====== Record extracts

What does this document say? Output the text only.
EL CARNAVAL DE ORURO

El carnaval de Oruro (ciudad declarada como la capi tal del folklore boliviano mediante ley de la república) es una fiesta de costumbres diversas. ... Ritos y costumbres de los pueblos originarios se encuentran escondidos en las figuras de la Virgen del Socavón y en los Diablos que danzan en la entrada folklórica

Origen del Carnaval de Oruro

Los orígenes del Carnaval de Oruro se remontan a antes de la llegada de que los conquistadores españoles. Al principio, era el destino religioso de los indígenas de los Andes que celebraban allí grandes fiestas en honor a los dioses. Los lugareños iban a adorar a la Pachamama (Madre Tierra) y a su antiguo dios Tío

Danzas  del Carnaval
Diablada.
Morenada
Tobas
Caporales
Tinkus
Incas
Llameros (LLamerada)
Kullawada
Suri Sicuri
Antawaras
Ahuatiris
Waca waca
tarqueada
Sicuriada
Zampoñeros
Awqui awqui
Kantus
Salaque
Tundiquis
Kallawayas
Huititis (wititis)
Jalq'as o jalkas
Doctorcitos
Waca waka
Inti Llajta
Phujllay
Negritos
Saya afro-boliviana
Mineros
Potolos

============

What the task asks: Each record above should be repeated exactly as it appears.

Answer to this exercise:
What does this document say? Output the text only.
EL CARNAVAL DE ORURO

El carnaval de Oruro (ciudad declarada como la capi tal del folklore boliviano mediante ley de la república) es una fiesta de costumbres diversas. ... Ritos y costumbres de los pueblos originarios se encuentran escondidos en las figuras de la Virgen del Socavón y en los Diablos que danzan en la entrada folklórica

Origen del Carnaval de Oruro

Los orígenes del Carnaval de Oruro se remontan a antes de la llegada de que los conquistadores españoles. Al principio, era el destino religioso de los indígenas de los Andes que celebraban allí grandes fiestas en honor a los dioses. Los lugareños iban a adorar a la Pachamama (Madre Tierra) y a su antiguo dios Tío

Danzas  del Carnaval
Diablada.
Morenada
Tobas
Caporales
Tinkus
Incas
Llameros (LLamerada)
Kullawada
Suri Sicuri
Antawaras
Ahuatiris
Waca waca
tarqueada
Sicuriada
Zampoñeros
Awqui awqui
Kantus
Salaque
Tundiquis
Kallawayas
Huititis (wititis)
Jalq'as o jalkas
Doctorcitos
Waca waka
Inti Llajta
Phujllay
Negritos
Saya afro-boliviana
Mineros
Potolos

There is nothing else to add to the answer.